Please list all lines of the material below in which the string "originalSize" occurs.

::::

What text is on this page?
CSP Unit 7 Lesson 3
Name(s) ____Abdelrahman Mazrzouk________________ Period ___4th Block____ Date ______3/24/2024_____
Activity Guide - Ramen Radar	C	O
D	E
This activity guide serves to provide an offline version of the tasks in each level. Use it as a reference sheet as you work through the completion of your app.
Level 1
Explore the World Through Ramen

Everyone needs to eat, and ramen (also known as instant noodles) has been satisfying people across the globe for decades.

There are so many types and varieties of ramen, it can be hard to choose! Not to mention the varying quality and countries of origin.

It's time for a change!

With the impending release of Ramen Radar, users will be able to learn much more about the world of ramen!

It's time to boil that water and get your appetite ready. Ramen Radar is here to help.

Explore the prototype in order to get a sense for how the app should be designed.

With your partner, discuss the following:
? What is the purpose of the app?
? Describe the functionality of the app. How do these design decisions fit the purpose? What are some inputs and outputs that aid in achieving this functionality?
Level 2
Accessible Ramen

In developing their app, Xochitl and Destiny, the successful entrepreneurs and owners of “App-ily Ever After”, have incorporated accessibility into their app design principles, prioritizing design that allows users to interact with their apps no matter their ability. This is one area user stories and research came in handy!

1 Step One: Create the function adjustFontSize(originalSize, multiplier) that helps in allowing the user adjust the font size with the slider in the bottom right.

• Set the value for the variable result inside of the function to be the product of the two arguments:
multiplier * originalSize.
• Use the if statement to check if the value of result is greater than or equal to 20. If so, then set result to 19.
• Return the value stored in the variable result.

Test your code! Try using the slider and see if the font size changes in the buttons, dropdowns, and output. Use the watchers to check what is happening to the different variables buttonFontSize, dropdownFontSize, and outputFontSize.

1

::::

> _TASK OUTPUT_
1 Step One: Create the function adjustFontSize(originalSize, multiplier) that helps in allowing the user adjust the font size with the slider in the bottom right.
multiplier * originalSize.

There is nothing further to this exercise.